■ TASK REQUIREMENTS
Read the listing and extract each line that includes the word "обжалования".

Stored items
━━━━━━

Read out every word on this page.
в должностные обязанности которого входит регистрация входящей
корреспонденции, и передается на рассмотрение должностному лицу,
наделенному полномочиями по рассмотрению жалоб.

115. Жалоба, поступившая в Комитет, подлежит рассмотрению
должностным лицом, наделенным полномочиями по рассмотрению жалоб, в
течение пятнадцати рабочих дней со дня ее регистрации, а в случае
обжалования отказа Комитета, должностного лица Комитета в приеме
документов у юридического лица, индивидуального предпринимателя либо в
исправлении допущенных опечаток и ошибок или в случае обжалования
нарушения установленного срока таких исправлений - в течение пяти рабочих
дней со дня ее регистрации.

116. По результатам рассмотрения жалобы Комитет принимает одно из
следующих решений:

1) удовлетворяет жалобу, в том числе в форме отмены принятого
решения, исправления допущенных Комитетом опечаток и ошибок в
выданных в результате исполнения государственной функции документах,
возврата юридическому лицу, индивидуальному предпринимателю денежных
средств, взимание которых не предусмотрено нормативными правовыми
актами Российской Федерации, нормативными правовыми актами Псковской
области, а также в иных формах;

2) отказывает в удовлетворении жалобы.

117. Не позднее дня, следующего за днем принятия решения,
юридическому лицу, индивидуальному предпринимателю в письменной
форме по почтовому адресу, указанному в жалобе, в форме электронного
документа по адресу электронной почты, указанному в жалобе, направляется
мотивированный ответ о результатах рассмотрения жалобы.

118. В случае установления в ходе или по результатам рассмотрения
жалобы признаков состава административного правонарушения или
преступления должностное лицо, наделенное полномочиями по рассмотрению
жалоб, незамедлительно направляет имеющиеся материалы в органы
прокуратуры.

━━━━━━

■ COMPLETED EXERCISE
обжалования отказа Комитета, должностного лица Комитета в приеме
исправлении допущенных опечаток и ошибок или в случае обжалования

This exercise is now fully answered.